Reproduce the records below in full and word for word, excluding pictures.

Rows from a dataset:
▬▬▬▬▬▬
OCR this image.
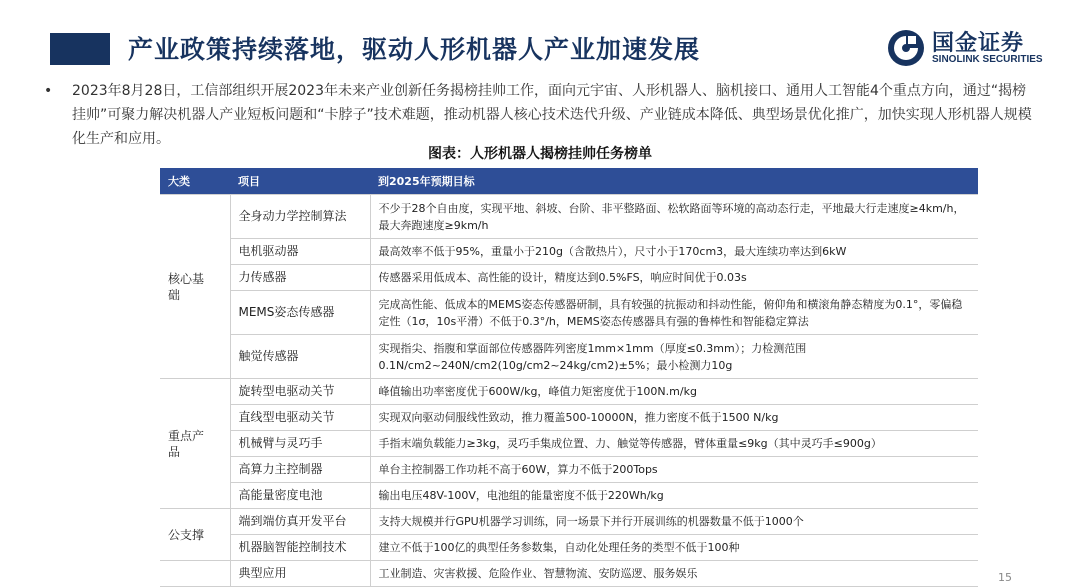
产业政策持续落地，驱动人形机器人产业加速发展	国金证券
SINOLINK SECURITIES
•	2023年8月28日，工信部组织开展2023年未来产业创新任务揭榜挂帅工作，面向元宇宙、人形机器人、脑机接口、通用人工智能4个重点方向，通过“揭榜挂帅”可聚力解决机器人产业短板问题和“卡脖子”技术难题，推动机器人核心技术迭代升级、产业链成本降低、典型场景优化推广，加快实现人形机器人规模化生产和应用。
图表：人形机器人揭榜挂帅任务榜单
大类	项目	到2025年预期目标

核心基础	全身动力学控制算法	不少于28个自由度，实现平地、斜坡、台阶、非平整路面、松软路面等环境的高动态行走，平地最大行走速度≥4km/h，最大奔跑速度≥9km/h
	电机驱动器	最高效率不低于95%，重量小于210g（含散热片），尺寸小于170cm3，最大连续功率达到6kW
	力传感器	传感器采用低成本、高性能的设计，精度达到0.5%FS，响应时间优于0.03s
	MEMS姿态传感器	完成高性能、低成本的MEMS姿态传感器研制，具有较强的抗振动和抖动性能，俯仰角和横滚角静态精度为0.1°，零偏稳定性（1σ，10s平滑）不低于0.3°/h，MEMS姿态传感器具有强的鲁棒性和智能稳定算法
	触觉传感器	实现指尖、指腹和掌面部位传感器阵列密度1mm×1mm（厚度≤0.3mm）；力检测范围0.1N/cm2~240N/cm2(10g/cm2~24kg/cm2)±5%；最小检测力10g

重点产品	旋转型电驱动关节	峰值输出功率密度优于600W/kg，峰值力矩密度优于100N.m/kg
	直线型电驱动关节	实现双向驱动伺服线性致动，推力覆盖500-10000N，推力密度不低于1500 N/kg
	机械臂与灵巧手	手指末端负载能力≥3kg，灵巧手集成位置、力、触觉等传感器，臂体重量≤9kg（其中灵巧手≤900g）
	高算力主控制器	单台主控制器工作功耗不高于60W，算力不低于200Tops
	高能量密度电池	输出电压48V-100V，电池组的能量密度不低于220Wh/kg

公支撑	端到端仿真开发平台	支持大规模并行GPU机器学习训练，同一场景下并行开展训练的机器数量不低于1000个
	机器脑智能控制技术	建立不低于100亿的典型任务参数集，自动化处理任务的类型不低于100种
	典型应用	工业制造、灾害救援、危险作业、智慧物流、安防巡逻、服务娱乐	15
▬▬▬▬▬▬
→ **Response to this task**
OCR this image.
产业政策持续落地，驱动人形机器人产业加速发展	国金证券
SINOLINK SECURITIES
•	2023年8月28日，工信部组织开展2023年未来产业创新任务揭榜挂帅工作，面向元宇宙、人形机器人、脑机接口、通用人工智能4个重点方向，通过“揭榜挂帅”可聚力解决机器人产业短板问题和“卡脖子”技术难题，推动机器人核心技术迭代升级、产业链成本降低、典型场景优化推广，加快实现人形机器人规模化生产和应用。
图表：人形机器人揭榜挂帅任务榜单
大类	项目	到2025年预期目标

核心基础	全身动力学控制算法	不少于28个自由度，实现平地、斜坡、台阶、非平整路面、松软路面等环境的高动态行走，平地最大行走速度≥4km/h，最大奔跑速度≥9km/h
	电机驱动器	最高效率不低于95%，重量小于210g（含散热片），尺寸小于170cm3，最大连续功率达到6kW
	力传感器	传感器采用低成本、高性能的设计，精度达到0.5%FS，响应时间优于0.03s
	MEMS姿态传感器	完成高性能、低成本的MEMS姿态传感器研制，具有较强的抗振动和抖动性能，俯仰角和横滚角静态精度为0.1°，零偏稳定性（1σ，10s平滑）不低于0.3°/h，MEMS姿态传感器具有强的鲁棒性和智能稳定算法
	触觉传感器	实现指尖、指腹和掌面部位传感器阵列密度1mm×1mm（厚度≤0.3mm）；力检测范围0.1N/cm2~240N/cm2(10g/cm2~24kg/cm2)±5%；最小检测力10g

重点产品	旋转型电驱动关节	峰值输出功率密度优于600W/kg，峰值力矩密度优于100N.m/kg
	直线型电驱动关节	实现双向驱动伺服线性致动，推力覆盖500-10000N，推力密度不低于1500 N/kg
	机械臂与灵巧手	手指末端负载能力≥3kg，灵巧手集成位置、力、触觉等传感器，臂体重量≤9kg（其中灵巧手≤900g）
	高算力主控制器	单台主控制器工作功耗不高于60W，算力不低于200Tops
	高能量密度电池	输出电压48V-100V，电池组的能量密度不低于220Wh/kg

公支撑	端到端仿真开发平台	支持大规模并行GPU机器学习训练，同一场景下并行开展训练的机器数量不低于1000个
	机器脑智能控制技术	建立不低于100亿的典型任务参数集，自动化处理任务的类型不低于100种
	典型应用	工业制造、灾害救援、危险作业、智慧物流、安防巡逻、服务娱乐	15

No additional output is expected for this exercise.